Stored items
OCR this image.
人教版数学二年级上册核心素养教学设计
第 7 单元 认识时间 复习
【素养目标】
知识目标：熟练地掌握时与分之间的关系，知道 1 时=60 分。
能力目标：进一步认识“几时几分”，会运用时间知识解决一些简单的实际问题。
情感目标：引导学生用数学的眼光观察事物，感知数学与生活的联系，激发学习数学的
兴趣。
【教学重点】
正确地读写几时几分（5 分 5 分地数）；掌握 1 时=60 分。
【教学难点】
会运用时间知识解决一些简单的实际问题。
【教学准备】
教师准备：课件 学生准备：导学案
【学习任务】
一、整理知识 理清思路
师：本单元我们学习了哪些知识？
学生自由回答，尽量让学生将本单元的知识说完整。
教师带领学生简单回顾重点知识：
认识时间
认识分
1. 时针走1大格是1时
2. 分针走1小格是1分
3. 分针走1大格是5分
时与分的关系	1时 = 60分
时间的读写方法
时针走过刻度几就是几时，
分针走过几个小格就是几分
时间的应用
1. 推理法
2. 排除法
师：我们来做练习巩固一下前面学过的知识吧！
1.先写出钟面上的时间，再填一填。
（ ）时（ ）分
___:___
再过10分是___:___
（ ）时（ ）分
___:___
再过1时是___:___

__Task objective__. Repeat the records above in full, character for character.

__Full solution__.
OCR this image.
人教版数学二年级上册核心素养教学设计
第 7 单元 认识时间 复习
【素养目标】
知识目标：熟练地掌握时与分之间的关系，知道 1 时=60 分。
能力目标：进一步认识“几时几分”，会运用时间知识解决一些简单的实际问题。
情感目标：引导学生用数学的眼光观察事物，感知数学与生活的联系，激发学习数学的
兴趣。
【教学重点】
正确地读写几时几分（5 分 5 分地数）；掌握 1 时=60 分。
【教学难点】
会运用时间知识解决一些简单的实际问题。
【教学准备】
教师准备：课件 学生准备：导学案
【学习任务】
一、整理知识 理清思路
师：本单元我们学习了哪些知识？
学生自由回答，尽量让学生将本单元的知识说完整。
教师带领学生简单回顾重点知识：
认识时间
认识分
1. 时针走1大格是1时
2. 分针走1小格是1分
3. 分针走1大格是5分
时与分的关系	1时 = 60分
时间的读写方法
时针走过刻度几就是几时，
分针走过几个小格就是几分
时间的应用
1. 推理法
2. 排除法
师：我们来做练习巩固一下前面学过的知识吧！
1.先写出钟面上的时间，再填一填。
（ ）时（ ）分
___:___
再过10分是___:___
（ ）时（ ）分
___:___
再过1时是___:___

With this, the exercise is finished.